**Given problem:**
From the listing that follows, extract every line and set it down unaltered.

Begin Data lines

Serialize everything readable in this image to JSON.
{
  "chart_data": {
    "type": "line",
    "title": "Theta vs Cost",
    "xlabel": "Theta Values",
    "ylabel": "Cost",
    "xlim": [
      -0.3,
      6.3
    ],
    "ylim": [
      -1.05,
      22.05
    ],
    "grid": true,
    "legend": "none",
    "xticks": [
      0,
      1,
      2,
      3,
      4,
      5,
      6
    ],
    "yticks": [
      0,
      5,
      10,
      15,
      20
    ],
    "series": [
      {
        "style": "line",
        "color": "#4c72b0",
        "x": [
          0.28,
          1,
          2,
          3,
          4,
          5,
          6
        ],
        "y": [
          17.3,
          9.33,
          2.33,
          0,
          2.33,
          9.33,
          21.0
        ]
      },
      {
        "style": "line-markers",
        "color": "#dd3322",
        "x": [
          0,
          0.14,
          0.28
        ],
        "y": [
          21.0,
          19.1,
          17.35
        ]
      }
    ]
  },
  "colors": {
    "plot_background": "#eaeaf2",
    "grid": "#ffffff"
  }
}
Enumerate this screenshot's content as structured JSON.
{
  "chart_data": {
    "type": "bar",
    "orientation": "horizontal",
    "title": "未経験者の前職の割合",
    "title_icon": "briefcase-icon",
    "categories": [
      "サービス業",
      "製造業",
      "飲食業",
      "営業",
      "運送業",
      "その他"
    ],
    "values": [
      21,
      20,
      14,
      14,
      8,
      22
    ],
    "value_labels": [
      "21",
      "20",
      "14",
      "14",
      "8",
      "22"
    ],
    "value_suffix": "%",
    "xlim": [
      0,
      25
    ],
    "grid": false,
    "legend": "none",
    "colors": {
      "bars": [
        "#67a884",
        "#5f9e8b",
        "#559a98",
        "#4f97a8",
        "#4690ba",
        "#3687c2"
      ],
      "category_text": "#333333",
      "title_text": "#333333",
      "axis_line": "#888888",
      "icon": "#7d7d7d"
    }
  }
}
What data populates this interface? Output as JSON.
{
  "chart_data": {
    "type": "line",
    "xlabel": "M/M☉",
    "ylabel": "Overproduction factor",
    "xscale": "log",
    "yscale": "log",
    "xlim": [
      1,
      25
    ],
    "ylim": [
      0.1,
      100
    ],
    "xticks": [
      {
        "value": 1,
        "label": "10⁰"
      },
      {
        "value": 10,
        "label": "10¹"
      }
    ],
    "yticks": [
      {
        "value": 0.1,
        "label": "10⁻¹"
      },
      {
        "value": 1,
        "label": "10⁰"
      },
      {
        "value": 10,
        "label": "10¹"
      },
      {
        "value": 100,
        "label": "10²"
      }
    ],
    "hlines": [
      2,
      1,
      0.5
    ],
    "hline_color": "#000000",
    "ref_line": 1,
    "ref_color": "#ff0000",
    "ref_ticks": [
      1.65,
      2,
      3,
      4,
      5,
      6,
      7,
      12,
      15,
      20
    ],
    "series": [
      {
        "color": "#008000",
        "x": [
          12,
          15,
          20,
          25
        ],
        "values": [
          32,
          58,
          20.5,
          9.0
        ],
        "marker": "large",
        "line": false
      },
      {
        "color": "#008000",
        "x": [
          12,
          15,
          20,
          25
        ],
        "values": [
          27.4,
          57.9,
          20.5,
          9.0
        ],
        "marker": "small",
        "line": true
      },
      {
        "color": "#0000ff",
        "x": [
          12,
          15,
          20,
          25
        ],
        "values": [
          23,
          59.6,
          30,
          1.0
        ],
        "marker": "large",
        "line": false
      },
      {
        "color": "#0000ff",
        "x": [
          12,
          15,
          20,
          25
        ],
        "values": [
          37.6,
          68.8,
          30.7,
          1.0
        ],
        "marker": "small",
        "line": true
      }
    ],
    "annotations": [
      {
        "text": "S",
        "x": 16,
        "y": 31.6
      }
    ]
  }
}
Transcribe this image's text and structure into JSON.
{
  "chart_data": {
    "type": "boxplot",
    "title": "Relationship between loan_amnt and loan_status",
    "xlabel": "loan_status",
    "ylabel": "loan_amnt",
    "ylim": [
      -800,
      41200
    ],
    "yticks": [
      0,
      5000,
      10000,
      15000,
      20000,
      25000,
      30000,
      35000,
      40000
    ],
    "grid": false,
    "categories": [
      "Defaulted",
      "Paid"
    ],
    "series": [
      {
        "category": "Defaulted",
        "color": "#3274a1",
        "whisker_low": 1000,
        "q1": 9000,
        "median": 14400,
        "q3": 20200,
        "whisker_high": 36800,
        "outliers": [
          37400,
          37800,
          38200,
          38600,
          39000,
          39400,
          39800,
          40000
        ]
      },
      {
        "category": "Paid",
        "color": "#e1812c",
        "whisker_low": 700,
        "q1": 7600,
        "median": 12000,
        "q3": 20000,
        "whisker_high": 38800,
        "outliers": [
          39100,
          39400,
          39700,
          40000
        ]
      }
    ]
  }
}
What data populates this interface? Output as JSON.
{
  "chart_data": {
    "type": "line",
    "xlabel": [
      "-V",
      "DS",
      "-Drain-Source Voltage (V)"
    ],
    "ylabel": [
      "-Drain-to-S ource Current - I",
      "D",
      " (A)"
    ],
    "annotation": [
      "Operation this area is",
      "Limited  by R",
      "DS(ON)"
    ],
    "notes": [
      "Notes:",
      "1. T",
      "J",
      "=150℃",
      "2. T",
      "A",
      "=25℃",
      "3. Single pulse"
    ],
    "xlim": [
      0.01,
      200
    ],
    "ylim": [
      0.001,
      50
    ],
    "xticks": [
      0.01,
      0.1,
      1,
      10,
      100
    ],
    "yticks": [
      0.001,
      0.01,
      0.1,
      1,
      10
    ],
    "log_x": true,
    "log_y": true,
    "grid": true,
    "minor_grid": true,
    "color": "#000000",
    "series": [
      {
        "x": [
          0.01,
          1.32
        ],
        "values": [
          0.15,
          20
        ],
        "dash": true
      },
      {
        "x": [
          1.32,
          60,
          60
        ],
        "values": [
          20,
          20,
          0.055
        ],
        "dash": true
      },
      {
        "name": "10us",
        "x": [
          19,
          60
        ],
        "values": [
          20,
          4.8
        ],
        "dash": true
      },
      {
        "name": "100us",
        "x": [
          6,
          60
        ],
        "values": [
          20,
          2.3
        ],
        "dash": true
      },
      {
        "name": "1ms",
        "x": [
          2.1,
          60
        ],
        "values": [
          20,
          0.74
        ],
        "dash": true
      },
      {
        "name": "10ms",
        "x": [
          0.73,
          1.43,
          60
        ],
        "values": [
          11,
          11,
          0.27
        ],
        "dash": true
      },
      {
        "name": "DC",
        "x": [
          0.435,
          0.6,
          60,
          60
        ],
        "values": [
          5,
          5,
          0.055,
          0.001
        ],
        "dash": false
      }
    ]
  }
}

End Data lines

**Exercise response:**
Serialize everything readable in this image to JSON.
{
  "chart_data": {
    "type": "line",
    "title": "Theta vs Cost",
    "xlabel": "Theta Values",
    "ylabel": "Cost",
    "xlim": [
      -0.3,
      6.3
    ],
    "ylim": [
      -1.05,
      22.05
    ],
    "grid": true,
    "legend": "none",
    "xticks": [
      0,
      1,
      2,
      3,
      4,
      5,
      6
    ],
    "yticks": [
      0,
      5,
      10,
      15,
      20
    ],
    "series": [
      {
        "style": "line",
        "color": "#4c72b0",
        "x": [
          0.28,
          1,
          2,
          3,
          4,
          5,
          6
        ],
        "y": [
          17.3,
          9.33,
          2.33,
          0,
          2.33,
          9.33,
          21.0
        ]
      },
      {
        "style": "line-markers",
        "color": "#dd3322",
        "x": [
          0,
          0.14,
          0.28
        ],
        "y": [
          21.0,
          19.1,
          17.35
        ]
      }
    ]
  },
  "colors": {
    "plot_background": "#eaeaf2",
    "grid": "#ffffff"
  }
}
Enumerate this screenshot's content as structured JSON.
{
  "chart_data": {
    "type": "bar",
    "orientation": "horizontal",
    "title": "未経験者の前職の割合",
    "title_icon": "briefcase-icon",
    "categories": [
      "サービス業",
      "製造業",
      "飲食業",
      "営業",
      "運送業",
      "その他"
    ],
    "values": [
      21,
      20,
      14,
      14,
      8,
      22
    ],
    "value_labels": [
      "21",
      "20",
      "14",
      "14",
      "8",
      "22"
    ],
    "value_suffix": "%",
    "xlim": [
      0,
      25
    ],
    "grid": false,
    "legend": "none",
    "colors": {
      "bars": [
        "#67a884",
        "#5f9e8b",
        "#559a98",
        "#4f97a8",
        "#4690ba",
        "#3687c2"
      ],
      "category_text": "#333333",
      "title_text": "#333333",
      "axis_line": "#888888",
      "icon": "#7d7d7d"
    }
  }
}
What data populates this interface? Output as JSON.
{
  "chart_data": {
    "type": "line",
    "xlabel": "M/M☉",
    "ylabel": "Overproduction factor",
    "xscale": "log",
    "yscale": "log",
    "xlim": [
      1,
      25
    ],
    "ylim": [
      0.1,
      100
    ],
    "xticks": [
      {
        "value": 1,
        "label": "10⁰"
      },
      {
        "value": 10,
        "label": "10¹"
      }
    ],
    "yticks": [
      {
        "value": 0.1,
        "label": "10⁻¹"
      },
      {
        "value": 1,
        "label": "10⁰"
      },
      {
        "value": 10,
        "label": "10¹"
      },
      {
        "value": 100,
        "label": "10²"
      }
    ],
    "hlines": [
      2,
      1,
      0.5
    ],
    "hline_color": "#000000",
    "ref_line": 1,
    "ref_color": "#ff0000",
    "ref_ticks": [
      1.65,
      2,
      3,
      4,
      5,
      6,
      7,
      12,
      15,
      20
    ],
    "series": [
      {
        "color": "#008000",
        "x": [
          12,
          15,
          20,
          25
        ],
        "values": [
          32,
          58,
          20.5,
          9.0
        ],
        "marker": "large",
        "line": false
      },
      {
        "color": "#008000",
        "x": [
          12,
          15,
          20,
          25
        ],
        "values": [
          27.4,
          57.9,
          20.5,
          9.0
        ],
        "marker": "small",
        "line": true
      },
      {
        "color": "#0000ff",
        "x": [
          12,
          15,
          20,
          25
        ],
        "values": [
          23,
          59.6,
          30,
          1.0
        ],
        "marker": "large",
        "line": false
      },
      {
        "color": "#0000ff",
        "x": [
          12,
          15,
          20,
          25
        ],
        "values": [
          37.6,
          68.8,
          30.7,
          1.0
        ],
        "marker": "small",
        "line": true
      }
    ],
    "annotations": [
      {
        "text": "S",
        "x": 16,
        "y": 31.6
      }
    ]
  }
}
Transcribe this image's text and structure into JSON.
{
  "chart_data": {
    "type": "boxplot",
    "title": "Relationship between loan_amnt and loan_status",
    "xlabel": "loan_status",
    "ylabel": "loan_amnt",
    "ylim": [
      -800,
      41200
    ],
    "yticks": [
      0,
      5000,
      10000,
      15000,
      20000,
      25000,
      30000,
      35000,
      40000
    ],
    "grid": false,
    "categories": [
      "Defaulted",
      "Paid"
    ],
    "series": [
      {
        "category": "Defaulted",
        "color": "#3274a1",
        "whisker_low": 1000,
        "q1": 9000,
        "median": 14400,
        "q3": 20200,
        "whisker_high": 36800,
        "outliers": [
          37400,
          37800,
          38200,
          38600,
          39000,
          39400,
          39800,
          40000
        ]
      },
      {
        "category": "Paid",
        "color": "#e1812c",
        "whisker_low": 700,
        "q1": 7600,
        "median": 12000,
        "q3": 20000,
        "whisker_high": 38800,
        "outliers": [
          39100,
          39400,
          39700,
          40000
        ]
      }
    ]
  }
}
What data populates this interface? Output as JSON.
{
  "chart_data": {
    "type": "line",
    "xlabel": [
      "-V",
      "DS",
      "-Drain-Source Voltage (V)"
    ],
    "ylabel": [
      "-Drain-to-S ource Current - I",
      "D",
      " (A)"
    ],
    "annotation": [
      "Operation this area is",
      "Limited  by R",
      "DS(ON)"
    ],
    "notes": [
      "Notes:",
      "1. T",
      "J",
      "=150℃",
      "2. T",
      "A",
      "=25℃",
      "3. Single pulse"
    ],
    "xlim": [
      0.01,
      200
    ],
    "ylim": [
      0.001,
      50
    ],
    "xticks": [
      0.01,
      0.1,
      1,
      10,
      100
    ],
    "yticks": [
      0.001,
      0.01,
      0.1,
      1,
      10
    ],
    "log_x": true,
    "log_y": true,
    "grid": true,
    "minor_grid": true,
    "color": "#000000",
    "series": [
      {
        "x": [
          0.01,
          1.32
        ],
        "values": [
          0.15,
          20
        ],
        "dash": true
      },
      {
        "x": [
          1.32,
          60,
          60
        ],
        "values": [
          20,
          20,
          0.055
        ],
        "dash": true
      },
      {
        "name": "10us",
        "x": [
          19,
          60
        ],
        "values": [
          20,
          4.8
        ],
        "dash": true
      },
      {
        "name": "100us",
        "x": [
          6,
          60
        ],
        "values": [
          20,
          2.3
        ],
        "dash": true
      },
      {
        "name": "1ms",
        "x": [
          2.1,
          60
        ],
        "values": [
          20,
          0.74
        ],
        "dash": true
      },
      {
        "name": "10ms",
        "x": [
          0.73,
          1.43,
          60
        ],
        "values": [
          11,
          11,
          0.27
        ],
        "dash": true
      },
      {
        "name": "DC",
        "x": [
          0.435,
          0.6,
          60,
          60
        ],
        "values": [
          5,
          5,
          0.055,
          0.001
        ],
        "dash": false
      }
    ]
  }
}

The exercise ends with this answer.